Brief a: In the rows below, copy out verbatim the lines starting with the line with "staticText: (山东移动) <box>63 709 197 749</box>" and going on through the line with "staticText: 关注 <box>311 86 357 115</box>", both included.

Document section:
────────

Transforms

In a Dataflow pipeline, a transform represents a step, or a processing operation that transforms data. A transform can perform nearly any kind of processing operation, including performing mathematical computations on data, converting data from one format to another, grouping data together, reading and writing data, filtering data to output only the elements you want, or combining data elements into single values.

Transforms in the Dataflow model can be nested—that is, transforms can contain and invoke other transforms, thus forming composite transforms.

How Transforms Work

Transforms represent your pipeline's processing logic. Each transform accepts one (or multiple) PCollections as input, performs an operation on the elements in the input PCollection(s), and produces one (or multiple) new PCollections as output.

Java

To use a transform, you apply the transform to the input PCollection that you want to process by calling the apply method on the input PCollection. When you call PCollection.apply, you pass the transform you want to use as an argument. The output PCollection is the return value from PCollection.apply.

For example, the following code sample shows how to apply a user-defined transform called ComputeWordLengths to a PCollection<String>. ComputeWordLengths returns a new PCollection<Integer> containing the length of each String in the input collection:

  // The input PCollection of word strings.
  PCollection<String> words = ...;

  // The ComputeWordLengths transform, which takes a PCollection of Strings as input and
  // returns a PCollection of Integers as output.

────────

Provided records:
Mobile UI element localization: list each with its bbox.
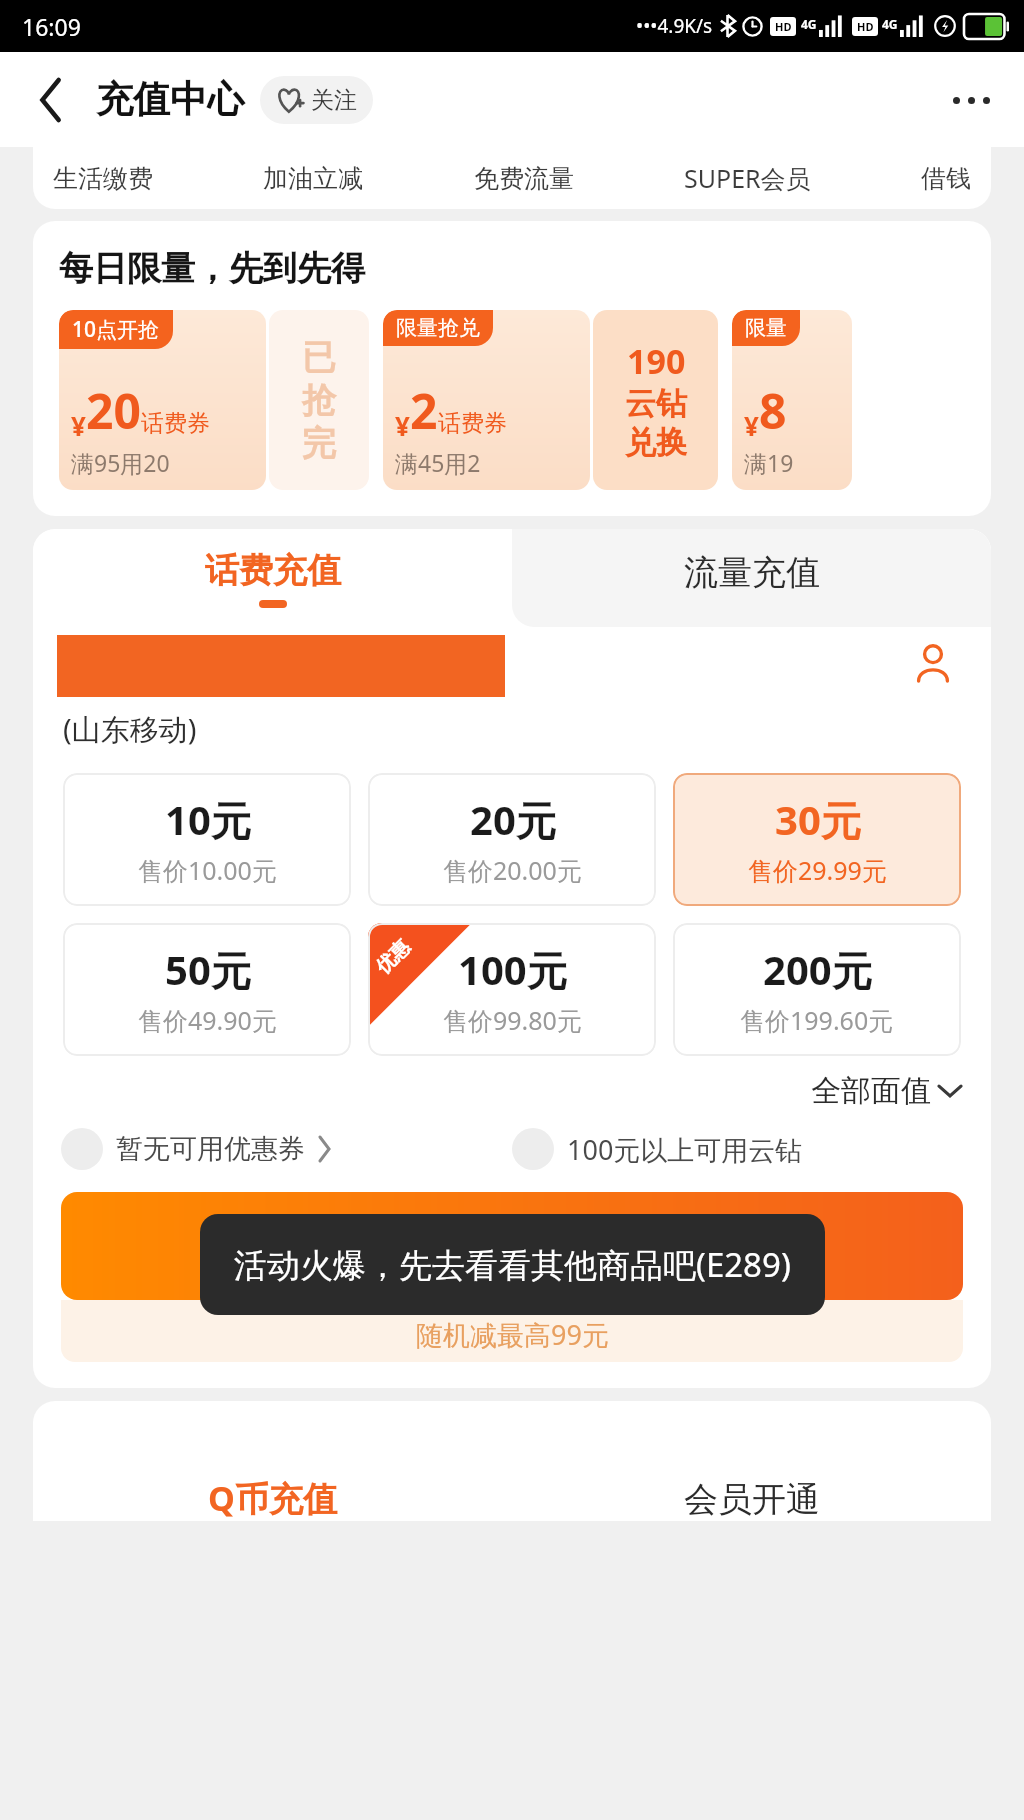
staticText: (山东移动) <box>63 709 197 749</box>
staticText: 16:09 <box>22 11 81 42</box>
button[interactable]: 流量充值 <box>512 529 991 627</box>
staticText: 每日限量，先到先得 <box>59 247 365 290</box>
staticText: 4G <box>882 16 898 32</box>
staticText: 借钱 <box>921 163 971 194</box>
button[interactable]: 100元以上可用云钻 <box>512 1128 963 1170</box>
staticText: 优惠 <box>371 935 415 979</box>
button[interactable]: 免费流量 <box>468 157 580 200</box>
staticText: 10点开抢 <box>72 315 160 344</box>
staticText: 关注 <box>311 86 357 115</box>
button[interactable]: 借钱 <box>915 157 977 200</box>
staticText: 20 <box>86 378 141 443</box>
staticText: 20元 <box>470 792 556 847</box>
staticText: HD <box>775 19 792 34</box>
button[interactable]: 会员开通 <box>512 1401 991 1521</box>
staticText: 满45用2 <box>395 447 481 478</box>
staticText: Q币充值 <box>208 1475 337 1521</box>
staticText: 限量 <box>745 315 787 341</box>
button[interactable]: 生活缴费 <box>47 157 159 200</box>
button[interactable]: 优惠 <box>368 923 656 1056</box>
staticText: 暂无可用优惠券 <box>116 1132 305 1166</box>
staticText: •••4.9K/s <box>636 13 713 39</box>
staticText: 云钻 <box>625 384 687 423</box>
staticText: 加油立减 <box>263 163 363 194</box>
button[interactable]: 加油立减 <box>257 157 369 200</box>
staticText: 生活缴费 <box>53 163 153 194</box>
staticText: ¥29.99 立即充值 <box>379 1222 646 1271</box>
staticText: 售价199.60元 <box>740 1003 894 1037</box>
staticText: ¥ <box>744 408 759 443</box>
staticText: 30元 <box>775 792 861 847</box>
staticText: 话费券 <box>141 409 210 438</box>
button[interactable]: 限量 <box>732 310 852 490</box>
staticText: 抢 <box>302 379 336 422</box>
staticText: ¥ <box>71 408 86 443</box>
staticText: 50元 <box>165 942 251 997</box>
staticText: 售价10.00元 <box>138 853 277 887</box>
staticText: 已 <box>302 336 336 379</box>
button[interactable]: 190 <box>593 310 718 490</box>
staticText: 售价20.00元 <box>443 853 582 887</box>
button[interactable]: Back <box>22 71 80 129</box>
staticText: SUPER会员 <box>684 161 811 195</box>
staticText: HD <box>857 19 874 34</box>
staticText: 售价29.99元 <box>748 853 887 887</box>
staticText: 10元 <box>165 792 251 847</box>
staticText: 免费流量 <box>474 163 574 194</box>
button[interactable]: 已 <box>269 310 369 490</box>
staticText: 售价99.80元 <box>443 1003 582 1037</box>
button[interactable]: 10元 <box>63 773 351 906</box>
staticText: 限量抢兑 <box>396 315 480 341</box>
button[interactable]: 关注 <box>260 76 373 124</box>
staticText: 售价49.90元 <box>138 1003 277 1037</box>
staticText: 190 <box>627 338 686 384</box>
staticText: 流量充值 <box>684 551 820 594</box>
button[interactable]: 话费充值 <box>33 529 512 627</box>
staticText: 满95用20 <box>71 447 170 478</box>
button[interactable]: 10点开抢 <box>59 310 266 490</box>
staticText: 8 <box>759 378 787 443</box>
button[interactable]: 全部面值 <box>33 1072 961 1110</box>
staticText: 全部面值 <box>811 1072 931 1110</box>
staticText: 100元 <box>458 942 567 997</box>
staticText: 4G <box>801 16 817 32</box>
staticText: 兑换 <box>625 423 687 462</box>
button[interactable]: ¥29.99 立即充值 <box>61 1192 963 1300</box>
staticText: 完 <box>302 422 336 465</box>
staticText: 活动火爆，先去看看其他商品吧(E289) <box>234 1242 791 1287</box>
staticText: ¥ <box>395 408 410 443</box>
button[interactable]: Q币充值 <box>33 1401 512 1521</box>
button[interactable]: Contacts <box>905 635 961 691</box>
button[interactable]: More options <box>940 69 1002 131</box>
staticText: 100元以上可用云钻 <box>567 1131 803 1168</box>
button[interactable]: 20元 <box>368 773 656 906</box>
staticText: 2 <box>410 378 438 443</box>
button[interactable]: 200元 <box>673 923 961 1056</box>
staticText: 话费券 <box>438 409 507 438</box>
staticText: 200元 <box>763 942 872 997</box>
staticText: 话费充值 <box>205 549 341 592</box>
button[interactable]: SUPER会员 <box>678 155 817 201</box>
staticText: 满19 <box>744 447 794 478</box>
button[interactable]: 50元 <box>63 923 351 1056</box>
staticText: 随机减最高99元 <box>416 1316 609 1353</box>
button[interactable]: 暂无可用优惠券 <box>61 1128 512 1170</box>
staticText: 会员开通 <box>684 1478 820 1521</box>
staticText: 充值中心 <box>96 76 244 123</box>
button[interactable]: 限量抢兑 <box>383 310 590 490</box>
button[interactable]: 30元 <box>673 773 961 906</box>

────────

Brief b:
Answer these questions from the section on transforms above:
(i) What do transforms form when they contain and invoke other transforms?
(ii) What does each transform accept as input?
(iii) What is the return value from PCollection.apply?

Final answer a:
staticText: (山东移动) <box>63 709 197 749</box>
staticText: 16:09 <box>22 11 81 42</box>
button[interactable]: 流量充值 <box>512 529 991 627</box>
staticText: 每日限量，先到先得 <box>59 247 365 290</box>
staticText: 4G <box>882 16 898 32</box>
staticText: 借钱 <box>921 163 971 194</box>
button[interactable]: 100元以上可用云钻 <box>512 1128 963 1170</box>
staticText: 优惠 <box>371 935 415 979</box>
button[interactable]: 免费流量 <box>468 157 580 200</box>
staticText: 10点开抢 <box>72 315 160 344</box>
staticText: 关注 <box>311 86 357 115</box>

Final answer b:
(i) Composite transforms.
(ii) One or multiple PCollections.
(iii) The output PCollection.